## Exercise prompt
Print all entries word for word.

===== Stored records =====

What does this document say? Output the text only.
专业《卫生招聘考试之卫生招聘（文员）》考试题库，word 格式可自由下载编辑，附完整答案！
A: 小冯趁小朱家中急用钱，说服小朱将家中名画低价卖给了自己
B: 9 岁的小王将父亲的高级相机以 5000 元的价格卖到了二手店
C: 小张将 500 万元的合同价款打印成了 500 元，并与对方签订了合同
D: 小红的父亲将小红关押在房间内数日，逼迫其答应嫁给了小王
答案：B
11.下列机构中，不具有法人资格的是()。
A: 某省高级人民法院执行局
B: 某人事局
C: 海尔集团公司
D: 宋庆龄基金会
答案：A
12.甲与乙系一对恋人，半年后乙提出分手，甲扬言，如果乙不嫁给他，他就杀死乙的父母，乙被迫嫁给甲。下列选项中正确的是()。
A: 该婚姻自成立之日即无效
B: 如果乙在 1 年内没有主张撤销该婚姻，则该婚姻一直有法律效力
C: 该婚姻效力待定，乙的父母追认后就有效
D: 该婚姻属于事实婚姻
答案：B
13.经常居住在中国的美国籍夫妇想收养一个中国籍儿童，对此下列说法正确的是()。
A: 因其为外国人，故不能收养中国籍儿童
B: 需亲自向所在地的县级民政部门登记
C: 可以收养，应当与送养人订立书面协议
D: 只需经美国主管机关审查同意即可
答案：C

=====

## Solution to this problem
What does this document say? Output the text only.
专业《卫生招聘考试之卫生招聘（文员）》考试题库，word 格式可自由下载编辑，附完整答案！
A: 小冯趁小朱家中急用钱，说服小朱将家中名画低价卖给了自己
B: 9 岁的小王将父亲的高级相机以 5000 元的价格卖到了二手店
C: 小张将 500 万元的合同价款打印成了 500 元，并与对方签订了合同
D: 小红的父亲将小红关押在房间内数日，逼迫其答应嫁给了小王
答案：B
11.下列机构中，不具有法人资格的是()。
A: 某省高级人民法院执行局
B: 某人事局
C: 海尔集团公司
D: 宋庆龄基金会
答案：A
12.甲与乙系一对恋人，半年后乙提出分手，甲扬言，如果乙不嫁给他，他就杀死乙的父母，乙被迫嫁给甲。下列选项中正确的是()。
A: 该婚姻自成立之日即无效
B: 如果乙在 1 年内没有主张撤销该婚姻，则该婚姻一直有法律效力
C: 该婚姻效力待定，乙的父母追认后就有效
D: 该婚姻属于事实婚姻
答案：B
13.经常居住在中国的美国籍夫妇想收养一个中国籍儿童，对此下列说法正确的是()。
A: 因其为外国人，故不能收养中国籍儿童
B: 需亲自向所在地的县级民政部门登记
C: 可以收养，应当与送养人订立书面协议
D: 只需经美国主管机关审查同意即可
答案：C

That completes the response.